— BEGIN Data for processing —

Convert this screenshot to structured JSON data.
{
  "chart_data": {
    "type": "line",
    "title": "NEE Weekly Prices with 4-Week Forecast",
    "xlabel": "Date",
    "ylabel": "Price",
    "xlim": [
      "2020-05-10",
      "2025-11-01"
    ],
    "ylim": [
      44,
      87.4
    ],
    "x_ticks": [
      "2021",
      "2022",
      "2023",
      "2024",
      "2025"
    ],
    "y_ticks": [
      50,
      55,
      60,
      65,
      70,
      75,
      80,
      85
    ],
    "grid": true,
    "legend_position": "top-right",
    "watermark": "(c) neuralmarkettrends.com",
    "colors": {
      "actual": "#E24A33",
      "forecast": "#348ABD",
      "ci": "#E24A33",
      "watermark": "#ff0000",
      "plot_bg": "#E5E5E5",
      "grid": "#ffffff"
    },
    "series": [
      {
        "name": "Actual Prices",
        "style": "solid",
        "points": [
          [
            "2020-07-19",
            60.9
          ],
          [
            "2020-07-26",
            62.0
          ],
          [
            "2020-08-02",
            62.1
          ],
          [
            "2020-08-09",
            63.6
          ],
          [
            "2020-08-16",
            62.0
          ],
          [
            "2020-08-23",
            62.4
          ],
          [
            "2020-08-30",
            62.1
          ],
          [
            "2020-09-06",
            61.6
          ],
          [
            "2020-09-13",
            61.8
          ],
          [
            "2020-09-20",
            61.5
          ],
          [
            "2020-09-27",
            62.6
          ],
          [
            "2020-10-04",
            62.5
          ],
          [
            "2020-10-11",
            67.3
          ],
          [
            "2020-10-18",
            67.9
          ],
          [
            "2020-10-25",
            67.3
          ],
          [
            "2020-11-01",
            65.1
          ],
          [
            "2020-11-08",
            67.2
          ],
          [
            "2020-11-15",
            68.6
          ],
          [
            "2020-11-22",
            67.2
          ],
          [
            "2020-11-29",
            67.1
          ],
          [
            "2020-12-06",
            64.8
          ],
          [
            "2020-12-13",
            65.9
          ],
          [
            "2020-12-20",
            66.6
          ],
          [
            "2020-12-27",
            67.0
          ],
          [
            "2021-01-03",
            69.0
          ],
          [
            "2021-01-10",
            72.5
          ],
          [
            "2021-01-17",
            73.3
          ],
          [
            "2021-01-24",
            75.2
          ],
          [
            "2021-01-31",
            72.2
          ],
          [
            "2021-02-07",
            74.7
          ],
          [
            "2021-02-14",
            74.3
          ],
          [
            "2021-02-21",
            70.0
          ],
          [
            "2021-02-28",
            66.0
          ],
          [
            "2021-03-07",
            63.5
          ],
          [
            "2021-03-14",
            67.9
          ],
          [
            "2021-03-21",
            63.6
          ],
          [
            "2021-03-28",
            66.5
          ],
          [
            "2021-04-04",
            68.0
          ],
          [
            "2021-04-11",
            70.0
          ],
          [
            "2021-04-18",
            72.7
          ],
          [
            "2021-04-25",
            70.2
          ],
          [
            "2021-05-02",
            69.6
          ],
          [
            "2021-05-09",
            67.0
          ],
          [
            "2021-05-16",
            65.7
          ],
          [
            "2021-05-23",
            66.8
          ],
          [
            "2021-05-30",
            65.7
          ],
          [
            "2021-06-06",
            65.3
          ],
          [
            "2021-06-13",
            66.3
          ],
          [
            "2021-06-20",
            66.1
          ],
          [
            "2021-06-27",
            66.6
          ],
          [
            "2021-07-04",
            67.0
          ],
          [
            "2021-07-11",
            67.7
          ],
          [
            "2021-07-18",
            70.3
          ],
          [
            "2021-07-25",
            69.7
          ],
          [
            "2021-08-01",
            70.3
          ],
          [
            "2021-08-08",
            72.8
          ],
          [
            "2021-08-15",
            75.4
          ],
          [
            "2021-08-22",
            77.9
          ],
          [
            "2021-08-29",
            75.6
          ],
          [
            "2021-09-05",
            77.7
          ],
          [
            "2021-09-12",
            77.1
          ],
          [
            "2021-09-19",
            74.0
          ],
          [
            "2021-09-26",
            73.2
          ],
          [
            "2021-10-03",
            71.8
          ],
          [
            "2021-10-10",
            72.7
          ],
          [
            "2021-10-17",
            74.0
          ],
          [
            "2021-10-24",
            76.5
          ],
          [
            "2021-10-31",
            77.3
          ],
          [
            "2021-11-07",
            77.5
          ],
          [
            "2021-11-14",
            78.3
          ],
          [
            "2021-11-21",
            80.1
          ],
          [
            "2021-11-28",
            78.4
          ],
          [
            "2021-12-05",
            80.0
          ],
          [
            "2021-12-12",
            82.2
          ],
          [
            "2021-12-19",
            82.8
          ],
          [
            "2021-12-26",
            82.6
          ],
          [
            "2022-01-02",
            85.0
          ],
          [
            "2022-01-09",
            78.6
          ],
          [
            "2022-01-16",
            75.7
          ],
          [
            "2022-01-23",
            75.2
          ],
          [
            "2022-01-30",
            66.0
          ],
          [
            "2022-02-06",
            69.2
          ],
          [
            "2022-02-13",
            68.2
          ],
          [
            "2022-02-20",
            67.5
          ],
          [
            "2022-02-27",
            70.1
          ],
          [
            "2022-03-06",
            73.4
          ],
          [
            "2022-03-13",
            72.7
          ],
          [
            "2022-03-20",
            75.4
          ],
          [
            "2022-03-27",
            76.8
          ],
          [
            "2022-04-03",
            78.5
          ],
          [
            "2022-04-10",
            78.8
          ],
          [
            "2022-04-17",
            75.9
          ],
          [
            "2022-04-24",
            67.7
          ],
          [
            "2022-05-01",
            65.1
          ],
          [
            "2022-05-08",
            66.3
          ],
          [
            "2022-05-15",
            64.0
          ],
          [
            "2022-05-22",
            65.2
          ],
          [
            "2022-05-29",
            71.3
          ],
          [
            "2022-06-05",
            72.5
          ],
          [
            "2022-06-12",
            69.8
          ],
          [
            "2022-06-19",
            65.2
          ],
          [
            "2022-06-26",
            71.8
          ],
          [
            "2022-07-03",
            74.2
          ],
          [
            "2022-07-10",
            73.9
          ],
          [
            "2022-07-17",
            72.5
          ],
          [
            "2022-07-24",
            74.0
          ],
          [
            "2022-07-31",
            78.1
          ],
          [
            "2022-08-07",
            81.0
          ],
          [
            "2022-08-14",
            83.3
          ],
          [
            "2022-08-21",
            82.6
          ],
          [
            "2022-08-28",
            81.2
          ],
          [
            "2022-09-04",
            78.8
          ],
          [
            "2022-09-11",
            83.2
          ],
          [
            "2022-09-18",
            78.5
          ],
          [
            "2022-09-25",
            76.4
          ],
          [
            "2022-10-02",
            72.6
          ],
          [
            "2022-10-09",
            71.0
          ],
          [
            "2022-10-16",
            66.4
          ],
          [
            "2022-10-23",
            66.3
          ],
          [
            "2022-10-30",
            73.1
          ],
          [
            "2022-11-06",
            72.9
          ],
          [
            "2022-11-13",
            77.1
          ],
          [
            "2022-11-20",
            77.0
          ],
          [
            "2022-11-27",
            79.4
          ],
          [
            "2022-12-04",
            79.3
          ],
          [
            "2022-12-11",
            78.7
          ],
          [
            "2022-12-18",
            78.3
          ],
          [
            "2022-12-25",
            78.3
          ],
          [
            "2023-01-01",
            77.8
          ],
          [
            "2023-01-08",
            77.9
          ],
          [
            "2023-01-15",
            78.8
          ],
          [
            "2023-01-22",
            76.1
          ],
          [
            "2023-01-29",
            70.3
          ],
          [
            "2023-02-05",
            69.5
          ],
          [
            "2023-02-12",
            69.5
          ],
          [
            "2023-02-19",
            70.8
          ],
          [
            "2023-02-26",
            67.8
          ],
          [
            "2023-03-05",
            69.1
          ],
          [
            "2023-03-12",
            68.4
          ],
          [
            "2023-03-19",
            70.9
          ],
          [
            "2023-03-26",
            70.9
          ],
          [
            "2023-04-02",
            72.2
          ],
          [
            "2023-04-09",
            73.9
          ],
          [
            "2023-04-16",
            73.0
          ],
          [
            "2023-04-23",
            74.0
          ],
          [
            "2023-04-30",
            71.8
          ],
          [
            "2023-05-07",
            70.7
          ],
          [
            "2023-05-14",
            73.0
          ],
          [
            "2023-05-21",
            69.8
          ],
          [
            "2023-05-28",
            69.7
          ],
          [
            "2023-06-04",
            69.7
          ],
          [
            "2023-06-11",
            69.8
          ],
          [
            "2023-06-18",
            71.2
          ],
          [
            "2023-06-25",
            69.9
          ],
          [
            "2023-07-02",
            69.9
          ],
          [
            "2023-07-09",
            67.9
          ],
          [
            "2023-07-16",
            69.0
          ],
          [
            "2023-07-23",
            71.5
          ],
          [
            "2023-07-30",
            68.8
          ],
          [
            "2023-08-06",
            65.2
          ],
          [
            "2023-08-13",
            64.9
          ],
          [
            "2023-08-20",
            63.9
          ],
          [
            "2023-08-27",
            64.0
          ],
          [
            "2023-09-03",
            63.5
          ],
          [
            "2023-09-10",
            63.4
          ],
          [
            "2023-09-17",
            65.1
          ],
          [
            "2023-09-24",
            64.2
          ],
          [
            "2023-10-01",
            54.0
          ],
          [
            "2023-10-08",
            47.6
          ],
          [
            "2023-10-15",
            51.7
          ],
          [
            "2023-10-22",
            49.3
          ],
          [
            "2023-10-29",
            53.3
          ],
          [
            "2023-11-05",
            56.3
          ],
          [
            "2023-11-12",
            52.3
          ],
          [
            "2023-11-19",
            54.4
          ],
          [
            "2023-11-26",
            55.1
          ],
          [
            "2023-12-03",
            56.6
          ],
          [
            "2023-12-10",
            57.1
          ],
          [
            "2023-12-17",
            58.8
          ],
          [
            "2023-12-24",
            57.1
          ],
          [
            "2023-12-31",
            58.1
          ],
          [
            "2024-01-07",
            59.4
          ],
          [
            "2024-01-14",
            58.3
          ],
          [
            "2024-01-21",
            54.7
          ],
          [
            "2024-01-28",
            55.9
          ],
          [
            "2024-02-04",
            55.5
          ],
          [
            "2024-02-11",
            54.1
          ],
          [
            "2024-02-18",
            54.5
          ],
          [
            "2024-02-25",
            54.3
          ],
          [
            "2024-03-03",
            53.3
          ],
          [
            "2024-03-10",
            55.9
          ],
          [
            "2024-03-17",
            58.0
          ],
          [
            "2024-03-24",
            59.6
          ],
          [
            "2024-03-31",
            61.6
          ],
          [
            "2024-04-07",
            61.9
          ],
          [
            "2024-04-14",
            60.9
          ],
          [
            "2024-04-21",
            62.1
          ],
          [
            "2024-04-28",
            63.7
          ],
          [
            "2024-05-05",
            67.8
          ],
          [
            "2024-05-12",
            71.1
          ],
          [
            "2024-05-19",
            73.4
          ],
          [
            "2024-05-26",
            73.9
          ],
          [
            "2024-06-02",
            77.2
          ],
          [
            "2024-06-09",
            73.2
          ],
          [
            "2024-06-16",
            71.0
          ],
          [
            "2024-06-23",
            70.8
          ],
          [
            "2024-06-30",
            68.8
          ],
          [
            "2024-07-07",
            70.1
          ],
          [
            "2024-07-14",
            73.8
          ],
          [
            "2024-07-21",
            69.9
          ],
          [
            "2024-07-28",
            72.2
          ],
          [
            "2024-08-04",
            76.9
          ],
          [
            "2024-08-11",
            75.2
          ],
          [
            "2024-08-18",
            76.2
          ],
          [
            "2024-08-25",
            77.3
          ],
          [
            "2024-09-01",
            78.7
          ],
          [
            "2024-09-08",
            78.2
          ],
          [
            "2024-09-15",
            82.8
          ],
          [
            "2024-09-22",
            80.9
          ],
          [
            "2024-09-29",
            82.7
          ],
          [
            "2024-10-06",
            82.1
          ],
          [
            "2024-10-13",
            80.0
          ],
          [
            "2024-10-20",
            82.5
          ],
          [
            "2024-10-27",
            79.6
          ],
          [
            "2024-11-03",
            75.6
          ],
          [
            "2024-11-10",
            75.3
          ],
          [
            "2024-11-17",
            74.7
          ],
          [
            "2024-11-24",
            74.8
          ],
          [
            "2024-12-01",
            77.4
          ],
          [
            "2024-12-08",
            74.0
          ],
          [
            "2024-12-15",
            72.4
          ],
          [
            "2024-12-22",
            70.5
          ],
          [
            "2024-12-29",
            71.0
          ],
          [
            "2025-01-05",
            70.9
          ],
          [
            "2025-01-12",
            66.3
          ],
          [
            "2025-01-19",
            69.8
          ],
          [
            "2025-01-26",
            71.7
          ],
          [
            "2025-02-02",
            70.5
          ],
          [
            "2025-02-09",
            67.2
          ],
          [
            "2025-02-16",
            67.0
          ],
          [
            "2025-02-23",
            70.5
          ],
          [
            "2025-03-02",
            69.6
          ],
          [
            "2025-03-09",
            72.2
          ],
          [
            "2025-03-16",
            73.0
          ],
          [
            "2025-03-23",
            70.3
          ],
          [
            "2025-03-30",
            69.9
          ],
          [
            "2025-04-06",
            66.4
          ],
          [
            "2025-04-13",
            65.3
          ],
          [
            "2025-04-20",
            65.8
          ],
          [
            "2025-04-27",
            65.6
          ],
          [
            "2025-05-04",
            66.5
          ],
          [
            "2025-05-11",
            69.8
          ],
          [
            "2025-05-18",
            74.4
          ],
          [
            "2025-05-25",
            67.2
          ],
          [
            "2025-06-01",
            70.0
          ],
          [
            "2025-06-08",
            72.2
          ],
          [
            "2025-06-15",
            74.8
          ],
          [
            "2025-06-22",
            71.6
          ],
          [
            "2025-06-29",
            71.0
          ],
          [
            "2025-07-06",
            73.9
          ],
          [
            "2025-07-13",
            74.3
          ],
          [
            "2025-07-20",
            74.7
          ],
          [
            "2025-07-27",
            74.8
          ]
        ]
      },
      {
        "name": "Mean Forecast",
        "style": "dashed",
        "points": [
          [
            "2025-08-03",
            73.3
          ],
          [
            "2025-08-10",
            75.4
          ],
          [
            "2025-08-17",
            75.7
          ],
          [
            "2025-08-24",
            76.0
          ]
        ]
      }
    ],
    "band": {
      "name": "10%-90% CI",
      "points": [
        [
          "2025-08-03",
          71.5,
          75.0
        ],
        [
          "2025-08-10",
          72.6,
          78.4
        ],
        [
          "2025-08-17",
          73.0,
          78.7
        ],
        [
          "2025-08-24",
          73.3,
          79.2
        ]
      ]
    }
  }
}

— END Data for processing —

▶ Exercise goal
Read the entries and pick out all lines that include the word "watermark".

▶ Solution to the problem
    "watermark": "(c) neuralmarkettrends.com",
      "watermark": "#ff0000",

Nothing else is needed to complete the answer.